§ Your goal: Select the lines of the records containing the word "start" and list them.

(begin)

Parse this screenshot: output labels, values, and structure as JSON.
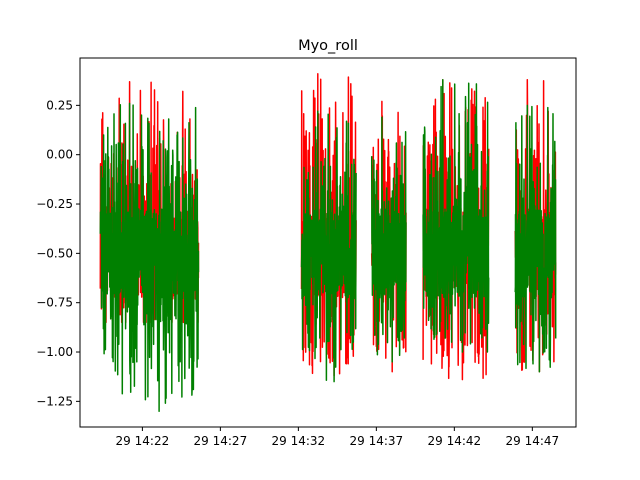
{
  "chart_data": {
    "type": "line",
    "title": "Myo_roll",
    "xlabel": "",
    "ylabel": "",
    "ylim": [
      -1.38,
      0.49
    ],
    "xlim_minutes": [
      18.0,
      49.8
    ],
    "yticks": [
      0.25,
      0.0,
      -0.25,
      -0.5,
      -0.75,
      -1.0,
      -1.25
    ],
    "ytick_labels": [
      "0.25",
      "0.00",
      "−0.25",
      "−0.50",
      "−0.75",
      "−1.00",
      "−1.25"
    ],
    "xticks_minutes": [
      22,
      27,
      32,
      37,
      42,
      47
    ],
    "xtick_labels": [
      "29 14:22",
      "29 14:27",
      "29 14:32",
      "29 14:37",
      "29 14:42",
      "29 14:47"
    ],
    "colors": {
      "series_a": "#ff0000",
      "series_b": "#008000",
      "axes": "#000000",
      "background": "#ffffff"
    },
    "segments": [
      {
        "start": 19.3,
        "end": 25.6,
        "a_range": [
          -0.85,
          0.37
        ],
        "b_range": [
          -1.3,
          0.26
        ]
      },
      {
        "start": 32.2,
        "end": 35.7,
        "a_range": [
          -1.12,
          0.41
        ],
        "b_range": [
          -1.15,
          0.22
        ]
      },
      {
        "start": 36.7,
        "end": 38.9,
        "a_range": [
          -1.1,
          0.27
        ],
        "b_range": [
          -1.05,
          0.19
        ]
      },
      {
        "start": 40.0,
        "end": 44.2,
        "a_range": [
          -1.14,
          0.38
        ],
        "b_range": [
          -1.0,
          0.38
        ]
      },
      {
        "start": 45.9,
        "end": 48.5,
        "a_range": [
          -1.1,
          0.38
        ],
        "b_range": [
          -1.1,
          0.25
        ]
      }
    ],
    "series": [
      {
        "color": "#ff0000"
      },
      {
        "color": "#008000"
      }
    ]
  }
}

(end)

§ Output for this task:
        "start": 19.3,
        "start": 32.2,
        "start": 36.7,
        "start": 40.0,
        "start": 45.9,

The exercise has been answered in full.